• **Source text**:
▼▼▼

Thanks a lot Luca! This will help me find my way in the code. I keep
your comments in mind for when I better understand the whole issue.
Vincent
Luca Furini a écrit :
Jeremias Maerki wrote:
did you already investigate how footnotes are implemented? Can you say
anything about how similar the problem of footnotes is to before-floats?
Just so you don't have to start from scratch while there may be
something to build upon. After all, the footnotes also contain some
logic to move certain parts to a different page than where anchor is
located.
A few quick comments about the footnote implementation:
1) the FootnoteLM returns only the sequence of elements representing the
inline part (not the footnote-body part); it just adds to the last
(inline) box a reference to the FootnoteBodyLM.
2) the LineLM, after computing the breaks, adds to each (block) box
representing a line the references to the FootnoteBodyLM whose citations
are in that line
3) during the remaining of the element collection phase, these
references are not used (but in the creation of "combined" element
lists, when they should be copied inside the new elements)
4) the PageSequenceLM.PageBreaker.getNextKnuthElements() method, after
receiving all the (block) elements, scans them looking for footnote
information, gets the elements from the referenced FootnoteBodyLM and
puts them in a different list (at the moment a list of lists, but this
is sub-optimal), and from the footnote-separator (in a separate list)
5) these lists are looked at in
PageBreakingAlgorithm.computeDifference(), where we try to add some
footnote content to the "normal" page content using getFootnoteSplit(),
and in computeDemerits(), where some extra demerits are added if we
break a footnote or some footnotes are deferred.
This last point at the moment is performed using many
PageBreakingAlgorithm private variables, which is maybe not the best way
to do it, as we must be very careful about their initialization and
their use, especially when the algorithm restarts. I think that a
"state" object storing these variables could be used to store these
values, and explicitly passed along the methods instead of relying on
the class members, but concerning this I'd like to hear the opinions of
the other committers ...

▲▲▲

• **Data lines**:
▼▼▼

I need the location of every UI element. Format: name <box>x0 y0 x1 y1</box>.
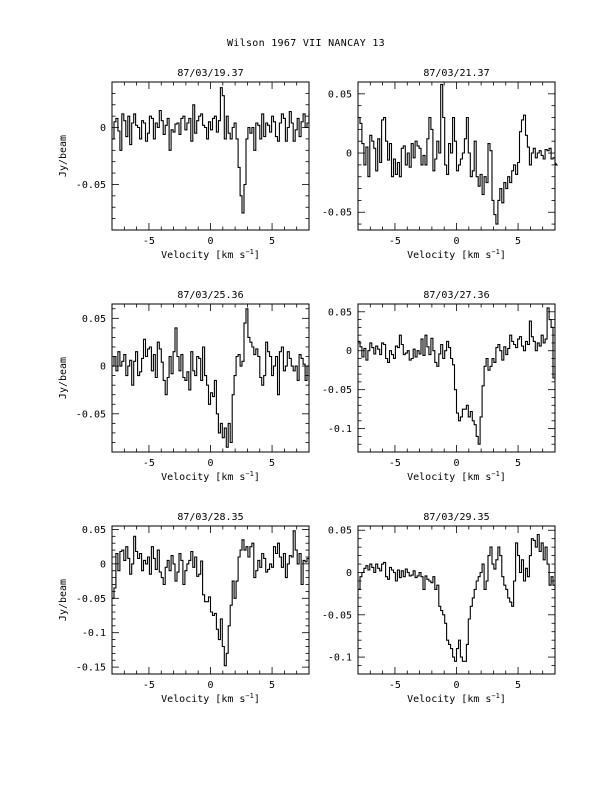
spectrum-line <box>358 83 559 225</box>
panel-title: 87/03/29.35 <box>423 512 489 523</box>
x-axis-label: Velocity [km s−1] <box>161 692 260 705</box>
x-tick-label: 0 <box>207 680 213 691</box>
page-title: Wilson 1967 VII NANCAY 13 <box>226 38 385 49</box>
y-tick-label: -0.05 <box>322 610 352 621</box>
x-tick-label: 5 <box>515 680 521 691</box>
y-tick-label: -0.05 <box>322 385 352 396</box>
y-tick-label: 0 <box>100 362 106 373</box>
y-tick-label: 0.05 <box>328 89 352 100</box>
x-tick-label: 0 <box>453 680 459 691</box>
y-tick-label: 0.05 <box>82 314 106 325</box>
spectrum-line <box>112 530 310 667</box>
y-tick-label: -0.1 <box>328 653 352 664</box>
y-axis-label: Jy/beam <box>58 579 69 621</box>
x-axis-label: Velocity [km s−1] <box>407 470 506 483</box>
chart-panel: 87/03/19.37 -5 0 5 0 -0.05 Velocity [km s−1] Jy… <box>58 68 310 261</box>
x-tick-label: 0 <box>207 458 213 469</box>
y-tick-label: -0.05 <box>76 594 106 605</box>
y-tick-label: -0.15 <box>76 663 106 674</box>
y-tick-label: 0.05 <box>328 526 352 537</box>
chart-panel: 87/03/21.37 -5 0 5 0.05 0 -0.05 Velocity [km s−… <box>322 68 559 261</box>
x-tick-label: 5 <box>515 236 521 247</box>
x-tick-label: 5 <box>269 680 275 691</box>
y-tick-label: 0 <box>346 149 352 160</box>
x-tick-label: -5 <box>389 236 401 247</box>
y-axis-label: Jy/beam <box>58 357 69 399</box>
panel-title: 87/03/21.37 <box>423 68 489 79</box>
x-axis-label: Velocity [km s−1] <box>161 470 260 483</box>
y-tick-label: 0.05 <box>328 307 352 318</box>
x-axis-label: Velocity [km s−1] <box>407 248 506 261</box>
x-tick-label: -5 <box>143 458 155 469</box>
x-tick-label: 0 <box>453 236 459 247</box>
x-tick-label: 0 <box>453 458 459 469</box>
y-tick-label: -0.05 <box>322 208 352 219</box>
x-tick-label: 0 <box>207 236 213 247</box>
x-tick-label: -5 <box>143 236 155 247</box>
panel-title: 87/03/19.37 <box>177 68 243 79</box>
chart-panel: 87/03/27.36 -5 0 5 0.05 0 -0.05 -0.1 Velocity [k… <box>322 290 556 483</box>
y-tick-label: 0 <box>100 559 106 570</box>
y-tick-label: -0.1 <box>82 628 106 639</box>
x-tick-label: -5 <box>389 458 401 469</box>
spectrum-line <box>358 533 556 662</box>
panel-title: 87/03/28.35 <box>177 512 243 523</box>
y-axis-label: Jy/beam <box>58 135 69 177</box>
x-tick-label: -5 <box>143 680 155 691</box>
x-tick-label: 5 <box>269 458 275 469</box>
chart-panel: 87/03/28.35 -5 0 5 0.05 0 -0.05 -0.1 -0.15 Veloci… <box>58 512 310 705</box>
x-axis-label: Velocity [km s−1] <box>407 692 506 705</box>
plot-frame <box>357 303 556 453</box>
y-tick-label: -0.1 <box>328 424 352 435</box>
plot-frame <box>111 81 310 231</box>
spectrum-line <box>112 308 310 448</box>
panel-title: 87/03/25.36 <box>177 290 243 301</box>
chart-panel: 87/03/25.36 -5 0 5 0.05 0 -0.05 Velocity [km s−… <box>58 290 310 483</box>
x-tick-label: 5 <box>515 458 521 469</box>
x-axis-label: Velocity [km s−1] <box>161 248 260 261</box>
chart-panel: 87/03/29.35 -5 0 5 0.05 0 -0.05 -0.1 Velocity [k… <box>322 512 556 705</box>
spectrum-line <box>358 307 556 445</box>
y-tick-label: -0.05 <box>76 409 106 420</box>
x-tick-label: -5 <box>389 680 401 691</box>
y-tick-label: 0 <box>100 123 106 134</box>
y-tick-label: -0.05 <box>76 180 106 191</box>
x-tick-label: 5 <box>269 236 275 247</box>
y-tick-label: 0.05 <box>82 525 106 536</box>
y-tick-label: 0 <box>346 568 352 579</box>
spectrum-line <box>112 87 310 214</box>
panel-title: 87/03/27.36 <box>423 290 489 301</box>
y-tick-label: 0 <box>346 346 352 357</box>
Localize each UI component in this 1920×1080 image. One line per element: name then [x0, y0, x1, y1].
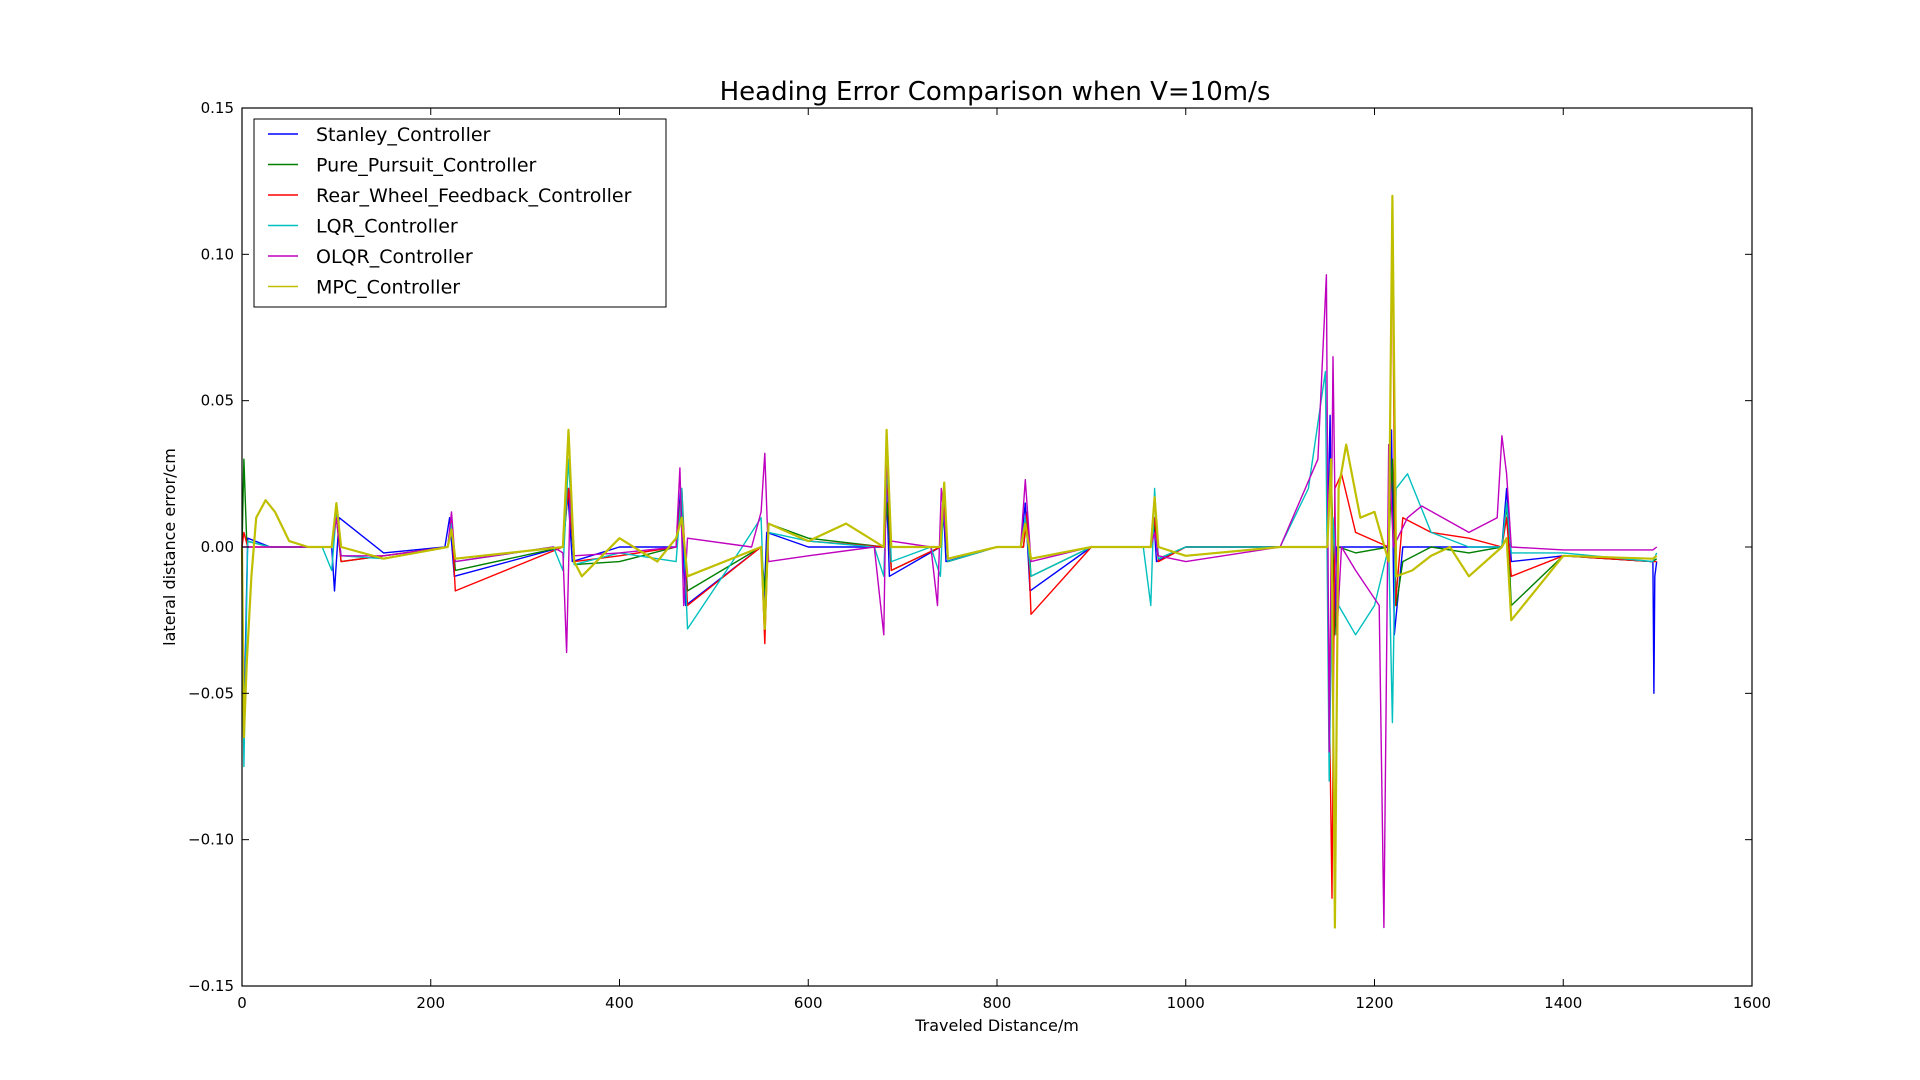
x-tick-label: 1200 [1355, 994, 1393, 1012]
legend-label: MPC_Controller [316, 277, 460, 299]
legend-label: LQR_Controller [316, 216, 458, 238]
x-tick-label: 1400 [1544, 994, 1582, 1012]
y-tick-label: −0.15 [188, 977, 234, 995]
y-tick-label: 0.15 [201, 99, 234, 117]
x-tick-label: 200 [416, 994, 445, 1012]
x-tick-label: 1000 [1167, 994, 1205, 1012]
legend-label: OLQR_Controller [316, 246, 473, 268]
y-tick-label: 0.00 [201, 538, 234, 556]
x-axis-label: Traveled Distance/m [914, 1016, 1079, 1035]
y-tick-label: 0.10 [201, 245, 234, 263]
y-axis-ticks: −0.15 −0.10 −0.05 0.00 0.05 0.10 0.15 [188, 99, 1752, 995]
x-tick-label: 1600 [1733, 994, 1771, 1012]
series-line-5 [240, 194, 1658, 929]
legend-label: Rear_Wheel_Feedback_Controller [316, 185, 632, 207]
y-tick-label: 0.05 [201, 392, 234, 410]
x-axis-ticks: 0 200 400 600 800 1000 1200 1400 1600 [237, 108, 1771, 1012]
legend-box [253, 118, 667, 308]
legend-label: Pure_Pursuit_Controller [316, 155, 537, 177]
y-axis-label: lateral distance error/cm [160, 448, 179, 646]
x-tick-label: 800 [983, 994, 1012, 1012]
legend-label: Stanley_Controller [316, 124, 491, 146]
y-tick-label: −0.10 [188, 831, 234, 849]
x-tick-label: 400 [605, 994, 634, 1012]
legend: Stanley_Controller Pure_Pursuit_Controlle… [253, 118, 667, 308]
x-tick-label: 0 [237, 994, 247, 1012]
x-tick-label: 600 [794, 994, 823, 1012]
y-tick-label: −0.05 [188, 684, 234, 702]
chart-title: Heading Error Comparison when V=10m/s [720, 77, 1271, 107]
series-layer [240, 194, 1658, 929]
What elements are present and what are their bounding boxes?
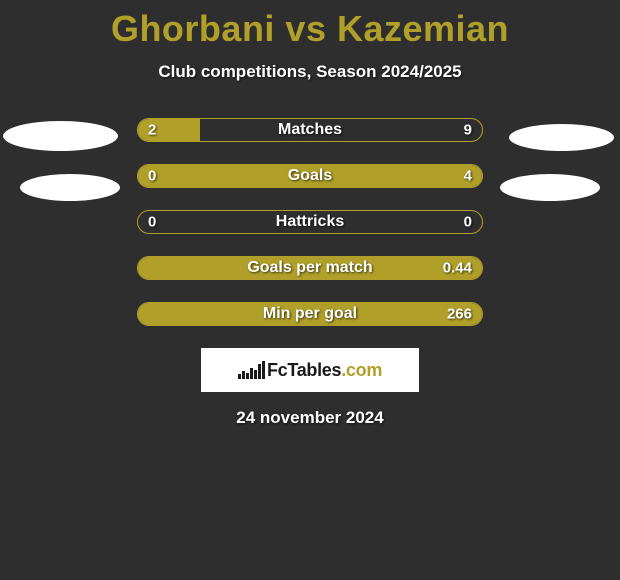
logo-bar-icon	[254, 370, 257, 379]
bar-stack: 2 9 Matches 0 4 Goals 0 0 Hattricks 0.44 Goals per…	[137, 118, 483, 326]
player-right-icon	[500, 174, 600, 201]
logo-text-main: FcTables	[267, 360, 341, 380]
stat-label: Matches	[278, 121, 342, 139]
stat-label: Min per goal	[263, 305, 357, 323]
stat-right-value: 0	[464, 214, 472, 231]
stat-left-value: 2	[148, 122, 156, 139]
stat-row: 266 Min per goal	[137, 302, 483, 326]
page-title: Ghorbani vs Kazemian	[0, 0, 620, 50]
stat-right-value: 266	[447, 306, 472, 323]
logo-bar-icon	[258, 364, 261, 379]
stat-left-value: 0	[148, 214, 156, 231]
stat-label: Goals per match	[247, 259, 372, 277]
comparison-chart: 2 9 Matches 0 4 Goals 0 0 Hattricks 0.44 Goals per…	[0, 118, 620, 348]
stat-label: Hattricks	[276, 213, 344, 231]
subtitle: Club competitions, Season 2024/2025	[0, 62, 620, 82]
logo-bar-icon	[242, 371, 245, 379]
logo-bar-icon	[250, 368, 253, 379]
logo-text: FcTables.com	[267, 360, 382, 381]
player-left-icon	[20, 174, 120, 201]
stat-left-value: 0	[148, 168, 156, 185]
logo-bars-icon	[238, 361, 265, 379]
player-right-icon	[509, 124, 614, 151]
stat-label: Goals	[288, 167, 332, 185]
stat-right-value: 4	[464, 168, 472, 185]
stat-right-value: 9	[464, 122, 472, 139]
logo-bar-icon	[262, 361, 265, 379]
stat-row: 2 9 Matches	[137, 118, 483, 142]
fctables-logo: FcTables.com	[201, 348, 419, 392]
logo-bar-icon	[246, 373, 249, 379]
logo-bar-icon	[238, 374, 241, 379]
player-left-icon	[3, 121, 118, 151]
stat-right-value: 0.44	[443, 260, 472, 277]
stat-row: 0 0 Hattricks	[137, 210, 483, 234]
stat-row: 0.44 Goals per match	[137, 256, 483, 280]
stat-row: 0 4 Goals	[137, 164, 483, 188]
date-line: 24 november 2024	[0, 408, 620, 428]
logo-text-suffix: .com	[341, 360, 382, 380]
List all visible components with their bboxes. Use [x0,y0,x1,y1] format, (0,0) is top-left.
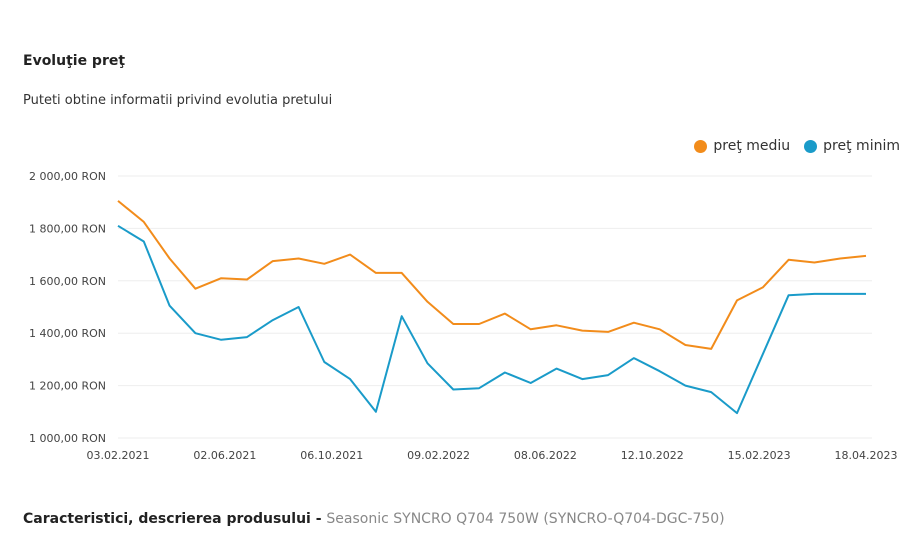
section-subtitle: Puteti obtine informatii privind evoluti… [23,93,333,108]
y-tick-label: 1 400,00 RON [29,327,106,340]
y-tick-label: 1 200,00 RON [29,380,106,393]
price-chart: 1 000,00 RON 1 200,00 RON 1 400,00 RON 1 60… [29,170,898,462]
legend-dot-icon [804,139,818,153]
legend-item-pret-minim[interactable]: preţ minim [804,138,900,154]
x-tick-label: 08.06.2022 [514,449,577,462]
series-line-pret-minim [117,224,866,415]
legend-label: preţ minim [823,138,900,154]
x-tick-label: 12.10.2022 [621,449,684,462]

▲▲▲

• **Written exercise 1**: From the footnote discussion above, set down verbatim the passage from "A few quick" up to and including "to the FootnoteBodyLM.".
• **Written exercise 2**:
Answer these questions about the footnote discussion, each on its own line:
(a) What does the FootnoteLM add to the last inline box?
(b) Which method scans the block elements for footnote information?
(c) In which method are extra demerits added when a footnote is broken or footnotes are deferred?
• **Written exercise 3**: According to the footnote discussion, why might relying on many PageBreakingAlgorithm private variables not be the best approach? Answer in one to three sentences.

• **Exercise answer 1**:
A few quick comments about the footnote implementation:
1) the FootnoteLM returns only the sequence of elements representing the
inline part (not the footnote-body part); it just adds to the last
(inline) box a reference to the FootnoteBodyLM.

• **Exercise answer 2**:
(a) A reference to the FootnoteBodyLM.
(b) PageSequenceLM.PageBreaker.getNextKnuthElements().
(c) computeDemerits().

• **Exercise answer 3**: Their initialization and use require great care, especially when the algorithm restarts.